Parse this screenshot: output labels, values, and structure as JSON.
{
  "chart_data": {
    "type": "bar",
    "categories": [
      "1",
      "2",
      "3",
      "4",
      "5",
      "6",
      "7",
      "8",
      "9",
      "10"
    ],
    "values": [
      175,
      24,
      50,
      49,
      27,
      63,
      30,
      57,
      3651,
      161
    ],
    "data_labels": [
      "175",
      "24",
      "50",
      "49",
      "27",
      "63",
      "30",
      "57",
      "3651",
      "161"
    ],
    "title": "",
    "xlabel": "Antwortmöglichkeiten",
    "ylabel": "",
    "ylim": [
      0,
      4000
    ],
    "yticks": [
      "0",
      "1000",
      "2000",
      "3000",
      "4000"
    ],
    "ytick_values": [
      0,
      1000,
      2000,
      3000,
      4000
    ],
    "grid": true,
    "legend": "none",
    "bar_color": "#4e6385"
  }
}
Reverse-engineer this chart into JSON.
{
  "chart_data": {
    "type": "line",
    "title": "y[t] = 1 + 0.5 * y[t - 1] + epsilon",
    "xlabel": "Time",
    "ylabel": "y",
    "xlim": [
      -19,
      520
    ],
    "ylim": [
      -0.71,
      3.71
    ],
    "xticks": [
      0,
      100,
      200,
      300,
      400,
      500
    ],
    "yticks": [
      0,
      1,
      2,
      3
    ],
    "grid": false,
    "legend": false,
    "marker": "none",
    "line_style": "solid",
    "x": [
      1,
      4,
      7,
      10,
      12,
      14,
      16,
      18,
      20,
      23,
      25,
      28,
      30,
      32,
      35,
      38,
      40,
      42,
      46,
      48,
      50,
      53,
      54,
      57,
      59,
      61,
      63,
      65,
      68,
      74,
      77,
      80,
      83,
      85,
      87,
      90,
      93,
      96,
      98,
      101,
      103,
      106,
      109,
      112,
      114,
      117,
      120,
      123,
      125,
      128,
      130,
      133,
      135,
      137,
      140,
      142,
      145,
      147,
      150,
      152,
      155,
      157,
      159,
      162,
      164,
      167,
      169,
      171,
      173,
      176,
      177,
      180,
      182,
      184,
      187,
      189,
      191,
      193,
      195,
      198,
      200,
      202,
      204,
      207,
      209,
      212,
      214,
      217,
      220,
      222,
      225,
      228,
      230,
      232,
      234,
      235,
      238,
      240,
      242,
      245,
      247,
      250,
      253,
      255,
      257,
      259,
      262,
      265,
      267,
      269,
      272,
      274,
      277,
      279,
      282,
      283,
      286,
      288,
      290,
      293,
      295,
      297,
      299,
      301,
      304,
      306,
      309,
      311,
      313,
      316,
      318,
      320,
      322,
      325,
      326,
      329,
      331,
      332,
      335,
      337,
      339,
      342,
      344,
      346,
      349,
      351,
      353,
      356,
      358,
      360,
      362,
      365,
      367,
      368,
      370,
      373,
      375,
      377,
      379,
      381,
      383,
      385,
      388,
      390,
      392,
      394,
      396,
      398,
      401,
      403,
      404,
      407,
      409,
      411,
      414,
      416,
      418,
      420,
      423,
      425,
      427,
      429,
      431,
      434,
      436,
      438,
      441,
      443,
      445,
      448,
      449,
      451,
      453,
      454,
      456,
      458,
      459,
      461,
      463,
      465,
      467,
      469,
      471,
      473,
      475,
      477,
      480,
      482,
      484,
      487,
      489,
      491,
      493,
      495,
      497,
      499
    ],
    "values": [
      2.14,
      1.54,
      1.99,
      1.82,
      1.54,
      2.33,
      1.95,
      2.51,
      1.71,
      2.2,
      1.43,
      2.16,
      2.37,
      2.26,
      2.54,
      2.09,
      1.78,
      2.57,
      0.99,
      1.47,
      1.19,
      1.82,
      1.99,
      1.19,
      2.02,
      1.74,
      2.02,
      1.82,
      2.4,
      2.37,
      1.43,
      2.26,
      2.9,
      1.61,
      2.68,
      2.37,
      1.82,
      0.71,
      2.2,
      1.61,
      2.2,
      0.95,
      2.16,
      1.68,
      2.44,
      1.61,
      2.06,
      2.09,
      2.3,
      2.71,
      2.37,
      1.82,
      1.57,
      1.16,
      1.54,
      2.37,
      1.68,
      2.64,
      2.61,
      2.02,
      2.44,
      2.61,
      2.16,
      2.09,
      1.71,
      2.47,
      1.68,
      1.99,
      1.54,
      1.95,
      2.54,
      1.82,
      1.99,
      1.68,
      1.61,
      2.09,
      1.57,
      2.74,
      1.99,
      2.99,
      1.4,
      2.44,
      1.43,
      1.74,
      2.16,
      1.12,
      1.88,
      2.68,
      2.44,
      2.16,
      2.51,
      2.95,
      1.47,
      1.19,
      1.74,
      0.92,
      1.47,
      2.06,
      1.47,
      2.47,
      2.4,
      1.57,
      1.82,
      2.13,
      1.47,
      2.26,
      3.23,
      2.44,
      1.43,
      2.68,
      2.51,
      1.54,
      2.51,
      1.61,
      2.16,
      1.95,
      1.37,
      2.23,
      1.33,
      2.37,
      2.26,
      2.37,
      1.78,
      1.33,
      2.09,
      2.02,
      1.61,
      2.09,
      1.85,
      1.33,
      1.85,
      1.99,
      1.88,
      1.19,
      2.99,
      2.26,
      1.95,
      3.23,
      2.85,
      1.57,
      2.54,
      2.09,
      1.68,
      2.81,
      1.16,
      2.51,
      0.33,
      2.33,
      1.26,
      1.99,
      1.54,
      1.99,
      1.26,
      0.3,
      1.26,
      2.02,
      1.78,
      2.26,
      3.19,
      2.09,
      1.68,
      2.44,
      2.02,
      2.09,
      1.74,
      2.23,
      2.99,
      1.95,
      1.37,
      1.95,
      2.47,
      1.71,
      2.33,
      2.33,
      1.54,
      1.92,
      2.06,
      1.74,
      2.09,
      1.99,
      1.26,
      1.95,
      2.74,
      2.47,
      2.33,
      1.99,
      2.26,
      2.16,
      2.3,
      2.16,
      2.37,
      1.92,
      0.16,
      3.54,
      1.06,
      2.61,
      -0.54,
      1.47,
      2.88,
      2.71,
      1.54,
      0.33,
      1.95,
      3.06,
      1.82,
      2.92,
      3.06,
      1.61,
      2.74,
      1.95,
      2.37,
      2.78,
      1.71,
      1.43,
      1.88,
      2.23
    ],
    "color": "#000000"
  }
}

------------

Repeat the material in full, exactly as it stands.

FINISHED TASK |
Parse this screenshot: output labels, values, and structure as JSON.
{
  "chart_data": {
    "type": "bar",
    "categories": [
      "1",
      "2",
      "3",
      "4",
      "5",
      "6",
      "7",
      "8",
      "9",
      "10"
    ],
    "values": [
      175,
      24,
      50,
      49,
      27,
      63,
      30,
      57,
      3651,
      161
    ],
    "data_labels": [
      "175",
      "24",
      "50",
      "49",
      "27",
      "63",
      "30",
      "57",
      "3651",
      "161"
    ],
    "title": "",
    "xlabel": "Antwortmöglichkeiten",
    "ylabel": "",
    "ylim": [
      0,
      4000
    ],
    "yticks": [
      "0",
      "1000",
      "2000",
      "3000",
      "4000"
    ],
    "ytick_values": [
      0,
      1000,
      2000,
      3000,
      4000
    ],
    "grid": true,
    "legend": "none",
    "bar_color": "#4e6385"
  }
}
Reverse-engineer this chart into JSON.
{
  "chart_data": {
    "type": "line",
    "title": "y[t] = 1 + 0.5 * y[t - 1] + epsilon",
    "xlabel": "Time",
    "ylabel": "y",
    "xlim": [
      -19,
      520
    ],
    "ylim": [
      -0.71,
      3.71
    ],
    "xticks": [
      0,
      100,
      200,
      300,
      400,
      500
    ],
    "yticks": [
      0,
      1,
      2,
      3
    ],
    "grid": false,
    "legend": false,
    "marker": "none",
    "line_style": "solid",
    "x": [
      1,
      4,
      7,
      10,
      12,
      14,
      16,
      18,
      20,
      23,
      25,
      28,
      30,
      32,
      35,
      38,
      40,
      42,
      46,
      48,
      50,
      53,
      54,
      57,
      59,
      61,
      63,
      65,
      68,
      74,
      77,
      80,
      83,
      85,
      87,
      90,
      93,
      96,
      98,
      101,
      103,
      106,
      109,
      112,
      114,
      117,
      120,
      123,
      125,
      128,
      130,
      133,
      135,
      137,
      140,
      142,
      145,
      147,
      150,
      152,
      155,
      157,
      159,
      162,
      164,
      167,
      169,
      171,
      173,
      176,
      177,
      180,
      182,
      184,
      187,
      189,
      191,
      193,
      195,
      198,
      200,
      202,
      204,
      207,
      209,
      212,
      214,
      217,
      220,
      222,
      225,
      228,
      230,
      232,
      234,
      235,
      238,
      240,
      242,
      245,
      247,
      250,
      253,
      255,
      257,
      259,
      262,
      265,
      267,
      269,
      272,
      274,
      277,
      279,
      282,
      283,
      286,
      288,
      290,
      293,
      295,
      297,
      299,
      301,
      304,
      306,
      309,
      311,
      313,
      316,
      318,
      320,
      322,
      325,
      326,
      329,
      331,
      332,
      335,
      337,
      339,
      342,
      344,
      346,
      349,
      351,
      353,
      356,
      358,
      360,
      362,
      365,
      367,
      368,
      370,
      373,
      375,
      377,
      379,
      381,
      383,
      385,
      388,
      390,
      392,
      394,
      396,
      398,
      401,
      403,
      404,
      407,
      409,
      411,
      414,
      416,
      418,
      420,
      423,
      425,
      427,
      429,
      431,
      434,
      436,
      438,
      441,
      443,
      445,
      448,
      449,
      451,
      453,
      454,
      456,
      458,
      459,
      461,
      463,
      465,
      467,
      469,
      471,
      473,
      475,
      477,
      480,
      482,
      484,
      487,
      489,
      491,
      493,
      495,
      497,
      499
    ],
    "values": [
      2.14,
      1.54,
      1.99,
      1.82,
      1.54,
      2.33,
      1.95,
      2.51,
      1.71,
      2.2,
      1.43,
      2.16,
      2.37,
      2.26,
      2.54,
      2.09,
      1.78,
      2.57,
      0.99,
      1.47,
      1.19,
      1.82,
      1.99,
      1.19,
      2.02,
      1.74,
      2.02,
      1.82,
      2.4,
      2.37,
      1.43,
      2.26,
      2.9,
      1.61,
      2.68,
      2.37,
      1.82,
      0.71,
      2.2,
      1.61,
      2.2,
      0.95,
      2.16,
      1.68,
      2.44,
      1.61,
      2.06,
      2.09,
      2.3,
      2.71,
      2.37,
      1.82,
      1.57,
      1.16,
      1.54,
      2.37,
      1.68,
      2.64,
      2.61,
      2.02,
      2.44,
      2.61,
      2.16,
      2.09,
      1.71,
      2.47,
      1.68,
      1.99,
      1.54,
      1.95,
      2.54,
      1.82,
      1.99,
      1.68,
      1.61,
      2.09,
      1.57,
      2.74,
      1.99,
      2.99,
      1.4,
      2.44,
      1.43,
      1.74,
      2.16,
      1.12,
      1.88,
      2.68,
      2.44,
      2.16,
      2.51,
      2.95,
      1.47,
      1.19,
      1.74,
      0.92,
      1.47,
      2.06,
      1.47,
      2.47,
      2.4,
      1.57,
      1.82,
      2.13,
      1.47,
      2.26,
      3.23,
      2.44,
      1.43,
      2.68,
      2.51,
      1.54,
      2.51,
      1.61,
      2.16,
      1.95,
      1.37,
      2.23,
      1.33,
      2.37,
      2.26,
      2.37,
      1.78,
      1.33,
      2.09,
      2.02,
      1.61,
      2.09,
      1.85,
      1.33,
      1.85,
      1.99,
      1.88,
      1.19,
      2.99,
      2.26,
      1.95,
      3.23,
      2.85,
      1.57,
      2.54,
      2.09,
      1.68,
      2.81,
      1.16,
      2.51,
      0.33,
      2.33,
      1.26,
      1.99,
      1.54,
      1.99,
      1.26,
      0.3,
      1.26,
      2.02,
      1.78,
      2.26,
      3.19,
      2.09,
      1.68,
      2.44,
      2.02,
      2.09,
      1.74,
      2.23,
      2.99,
      1.95,
      1.37,
      1.95,
      2.47,
      1.71,
      2.33,
      2.33,
      1.54,
      1.92,
      2.06,
      1.74,
      2.09,
      1.99,
      1.26,
      1.95,
      2.74,
      2.47,
      2.33,
      1.99,
      2.26,
      2.16,
      2.3,
      2.16,
      2.37,
      1.92,
      0.16,
      3.54,
      1.06,
      2.61,
      -0.54,
      1.47,
      2.88,
      2.71,
      1.54,
      0.33,
      1.95,
      3.06,
      1.82,
      2.92,
      3.06,
      1.61,
      2.74,
      1.95,
      2.37,
      2.78,
      1.71,
      1.43,
      1.88,
      2.23
    ],
    "color": "#000000"
  }
}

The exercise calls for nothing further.